__GIVEN TASK__.
The records are to be restated in their entirety, word for word.

__RECORDS PROVIDED__.
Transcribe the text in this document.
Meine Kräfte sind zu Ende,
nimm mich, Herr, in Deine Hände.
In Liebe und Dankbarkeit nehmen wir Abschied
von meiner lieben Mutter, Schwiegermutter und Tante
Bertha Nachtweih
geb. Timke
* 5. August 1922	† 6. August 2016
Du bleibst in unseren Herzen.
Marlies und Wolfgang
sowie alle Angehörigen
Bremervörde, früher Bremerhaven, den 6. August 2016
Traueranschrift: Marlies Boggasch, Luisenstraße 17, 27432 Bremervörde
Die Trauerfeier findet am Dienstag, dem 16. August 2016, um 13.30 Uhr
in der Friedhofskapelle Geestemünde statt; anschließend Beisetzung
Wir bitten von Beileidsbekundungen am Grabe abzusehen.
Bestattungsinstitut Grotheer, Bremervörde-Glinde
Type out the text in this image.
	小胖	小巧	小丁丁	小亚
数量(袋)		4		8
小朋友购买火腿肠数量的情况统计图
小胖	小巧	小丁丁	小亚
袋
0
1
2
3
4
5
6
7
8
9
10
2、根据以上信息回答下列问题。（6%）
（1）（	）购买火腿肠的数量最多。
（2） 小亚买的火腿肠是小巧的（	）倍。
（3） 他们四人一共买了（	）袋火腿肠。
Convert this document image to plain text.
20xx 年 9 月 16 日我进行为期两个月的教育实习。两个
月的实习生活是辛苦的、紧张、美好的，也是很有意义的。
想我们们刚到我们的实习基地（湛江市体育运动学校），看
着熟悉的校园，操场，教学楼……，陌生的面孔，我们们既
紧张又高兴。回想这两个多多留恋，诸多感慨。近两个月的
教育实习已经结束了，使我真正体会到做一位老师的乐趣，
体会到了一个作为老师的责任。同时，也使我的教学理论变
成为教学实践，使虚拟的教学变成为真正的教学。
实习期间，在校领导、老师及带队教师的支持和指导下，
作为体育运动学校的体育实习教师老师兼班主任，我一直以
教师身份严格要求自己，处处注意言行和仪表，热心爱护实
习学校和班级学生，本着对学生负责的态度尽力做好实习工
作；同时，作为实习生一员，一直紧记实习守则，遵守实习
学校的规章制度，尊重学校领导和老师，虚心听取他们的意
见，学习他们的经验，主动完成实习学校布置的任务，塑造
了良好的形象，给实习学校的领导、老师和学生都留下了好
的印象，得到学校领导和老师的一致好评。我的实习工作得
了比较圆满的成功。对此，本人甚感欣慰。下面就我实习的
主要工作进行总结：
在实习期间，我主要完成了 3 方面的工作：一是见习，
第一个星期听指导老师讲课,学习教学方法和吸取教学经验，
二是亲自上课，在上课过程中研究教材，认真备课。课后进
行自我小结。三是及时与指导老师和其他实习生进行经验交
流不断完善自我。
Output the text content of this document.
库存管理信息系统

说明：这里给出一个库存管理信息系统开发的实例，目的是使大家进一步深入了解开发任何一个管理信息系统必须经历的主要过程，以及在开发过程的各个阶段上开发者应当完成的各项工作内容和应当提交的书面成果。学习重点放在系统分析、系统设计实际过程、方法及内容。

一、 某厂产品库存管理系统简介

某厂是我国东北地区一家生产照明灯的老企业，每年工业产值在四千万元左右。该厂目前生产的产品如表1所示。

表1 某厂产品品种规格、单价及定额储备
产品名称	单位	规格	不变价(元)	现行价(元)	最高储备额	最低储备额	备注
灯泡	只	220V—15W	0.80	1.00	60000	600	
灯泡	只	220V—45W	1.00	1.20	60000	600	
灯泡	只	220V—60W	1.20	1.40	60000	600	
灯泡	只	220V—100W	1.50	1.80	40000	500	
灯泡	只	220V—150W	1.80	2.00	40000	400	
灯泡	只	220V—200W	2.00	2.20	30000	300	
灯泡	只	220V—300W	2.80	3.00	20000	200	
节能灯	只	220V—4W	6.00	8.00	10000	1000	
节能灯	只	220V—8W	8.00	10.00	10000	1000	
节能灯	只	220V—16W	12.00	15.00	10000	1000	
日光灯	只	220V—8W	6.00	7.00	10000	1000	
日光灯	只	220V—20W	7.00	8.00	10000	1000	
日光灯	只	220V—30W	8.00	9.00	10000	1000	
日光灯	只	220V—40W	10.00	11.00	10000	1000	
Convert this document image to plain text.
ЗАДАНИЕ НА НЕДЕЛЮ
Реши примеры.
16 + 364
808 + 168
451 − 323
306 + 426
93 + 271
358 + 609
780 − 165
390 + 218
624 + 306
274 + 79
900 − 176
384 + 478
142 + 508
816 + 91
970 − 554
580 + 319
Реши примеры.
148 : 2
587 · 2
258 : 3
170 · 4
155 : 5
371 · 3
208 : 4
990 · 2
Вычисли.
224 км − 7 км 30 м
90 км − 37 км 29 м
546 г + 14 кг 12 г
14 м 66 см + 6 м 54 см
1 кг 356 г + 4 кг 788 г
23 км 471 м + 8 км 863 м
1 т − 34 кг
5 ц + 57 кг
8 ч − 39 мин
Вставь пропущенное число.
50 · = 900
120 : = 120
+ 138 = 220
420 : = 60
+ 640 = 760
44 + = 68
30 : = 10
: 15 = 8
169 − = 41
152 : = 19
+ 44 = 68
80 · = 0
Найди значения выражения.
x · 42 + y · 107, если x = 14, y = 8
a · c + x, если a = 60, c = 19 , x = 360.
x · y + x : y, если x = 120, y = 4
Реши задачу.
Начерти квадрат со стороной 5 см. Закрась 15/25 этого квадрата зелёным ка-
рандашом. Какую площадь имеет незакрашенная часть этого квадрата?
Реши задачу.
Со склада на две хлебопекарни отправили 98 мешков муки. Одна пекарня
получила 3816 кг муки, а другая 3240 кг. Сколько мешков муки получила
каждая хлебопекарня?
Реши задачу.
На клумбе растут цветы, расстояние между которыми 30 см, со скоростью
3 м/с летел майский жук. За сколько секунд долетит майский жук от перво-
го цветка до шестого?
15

__OUTPUT OF THE TASK__.
Transcribe the text in this document.
Meine Kräfte sind zu Ende,
nimm mich, Herr, in Deine Hände.
In Liebe und Dankbarkeit nehmen wir Abschied
von meiner lieben Mutter, Schwiegermutter und Tante
Bertha Nachtweih
geb. Timke
* 5. August 1922	† 6. August 2016
Du bleibst in unseren Herzen.
Marlies und Wolfgang
sowie alle Angehörigen
Bremervörde, früher Bremerhaven, den 6. August 2016
Traueranschrift: Marlies Boggasch, Luisenstraße 17, 27432 Bremervörde
Die Trauerfeier findet am Dienstag, dem 16. August 2016, um 13.30 Uhr
in der Friedhofskapelle Geestemünde statt; anschließend Beisetzung
Wir bitten von Beileidsbekundungen am Grabe abzusehen.
Bestattungsinstitut Grotheer, Bremervörde-Glinde
Type out the text in this image.
	小胖	小巧	小丁丁	小亚
数量(袋)		4		8
小朋友购买火腿肠数量的情况统计图
小胖	小巧	小丁丁	小亚
袋
0
1
2
3
4
5
6
7
8
9
10
2、根据以上信息回答下列问题。（6%）
（1）（	）购买火腿肠的数量最多。
（2） 小亚买的火腿肠是小巧的（	）倍。
（3） 他们四人一共买了（	）袋火腿肠。
Convert this document image to plain text.
20xx 年 9 月 16 日我进行为期两个月的教育实习。两个
月的实习生活是辛苦的、紧张、美好的，也是很有意义的。
想我们们刚到我们的实习基地（湛江市体育运动学校），看
着熟悉的校园，操场，教学楼……，陌生的面孔，我们们既
紧张又高兴。回想这两个多多留恋，诸多感慨。近两个月的
教育实习已经结束了，使我真正体会到做一位老师的乐趣，
体会到了一个作为老师的责任。同时，也使我的教学理论变
成为教学实践，使虚拟的教学变成为真正的教学。
实习期间，在校领导、老师及带队教师的支持和指导下，
作为体育运动学校的体育实习教师老师兼班主任，我一直以
教师身份严格要求自己，处处注意言行和仪表，热心爱护实
习学校和班级学生，本着对学生负责的态度尽力做好实习工
作；同时，作为实习生一员，一直紧记实习守则，遵守实习
学校的规章制度，尊重学校领导和老师，虚心听取他们的意
见，学习他们的经验，主动完成实习学校布置的任务，塑造
了良好的形象，给实习学校的领导、老师和学生都留下了好
的印象，得到学校领导和老师的一致好评。我的实习工作得
了比较圆满的成功。对此，本人甚感欣慰。下面就我实习的
主要工作进行总结：
在实习期间，我主要完成了 3 方面的工作：一是见习，
第一个星期听指导老师讲课,学习教学方法和吸取教学经验，
二是亲自上课，在上课过程中研究教材，认真备课。课后进
行自我小结。三是及时与指导老师和其他实习生进行经验交
流不断完善自我。
Output the text content of this document.
库存管理信息系统

说明：这里给出一个库存管理信息系统开发的实例，目的是使大家进一步深入了解开发任何一个管理信息系统必须经历的主要过程，以及在开发过程的各个阶段上开发者应当完成的各项工作内容和应当提交的书面成果。学习重点放在系统分析、系统设计实际过程、方法及内容。

一、 某厂产品库存管理系统简介

某厂是我国东北地区一家生产照明灯的老企业，每年工业产值在四千万元左右。该厂目前生产的产品如表1所示。

表1 某厂产品品种规格、单价及定额储备
产品名称	单位	规格	不变价(元)	现行价(元)	最高储备额	最低储备额	备注
灯泡	只	220V—15W	0.80	1.00	60000	600	
灯泡	只	220V—45W	1.00	1.20	60000	600	
灯泡	只	220V—60W	1.20	1.40	60000	600	
灯泡	只	220V—100W	1.50	1.80	40000	500	
灯泡	只	220V—150W	1.80	2.00	40000	400	
灯泡	只	220V—200W	2.00	2.20	30000	300	
灯泡	只	220V—300W	2.80	3.00	20000	200	
节能灯	只	220V—4W	6.00	8.00	10000	1000	
节能灯	只	220V—8W	8.00	10.00	10000	1000	
节能灯	只	220V—16W	12.00	15.00	10000	1000	
日光灯	只	220V—8W	6.00	7.00	10000	1000	
日光灯	只	220V—20W	7.00	8.00	10000	1000	
日光灯	只	220V—30W	8.00	9.00	10000	1000	
日光灯	只	220V—40W	10.00	11.00	10000	1000	
Convert this document image to plain text.
ЗАДАНИЕ НА НЕДЕЛЮ
Реши примеры.
16 + 364
808 + 168
451 − 323
306 + 426
93 + 271
358 + 609
780 − 165
390 + 218
624 + 306
274 + 79
900 − 176
384 + 478
142 + 508
816 + 91
970 − 554
580 + 319
Реши примеры.
148 : 2
587 · 2
258 : 3
170 · 4
155 : 5
371 · 3
208 : 4
990 · 2
Вычисли.
224 км − 7 км 30 м
90 км − 37 км 29 м
546 г + 14 кг 12 г
14 м 66 см + 6 м 54 см
1 кг 356 г + 4 кг 788 г
23 км 471 м + 8 км 863 м
1 т − 34 кг
5 ц + 57 кг
8 ч − 39 мин
Вставь пропущенное число.
50 · = 900
120 : = 120
+ 138 = 220
420 : = 60
+ 640 = 760
44 + = 68
30 : = 10
: 15 = 8
169 − = 41
152 : = 19
+ 44 = 68
80 · = 0
Найди значения выражения.
x · 42 + y · 107, если x = 14, y = 8
a · c + x, если a = 60, c = 19 , x = 360.
x · y + x : y, если x = 120, y = 4
Реши задачу.
Начерти квадрат со стороной 5 см. Закрась 15/25 этого квадрата зелёным ка-
рандашом. Какую площадь имеет незакрашенная часть этого квадрата?
Реши задачу.
Со склада на две хлебопекарни отправили 98 мешков муки. Одна пекарня
получила 3816 кг муки, а другая 3240 кг. Сколько мешков муки получила
каждая хлебопекарня?
Реши задачу.
На клумбе растут цветы, расстояние между которыми 30 см, со скоростью
3 м/с летел майский жук. За сколько секунд долетит майский жук от перво-
го цветка до шестого?
15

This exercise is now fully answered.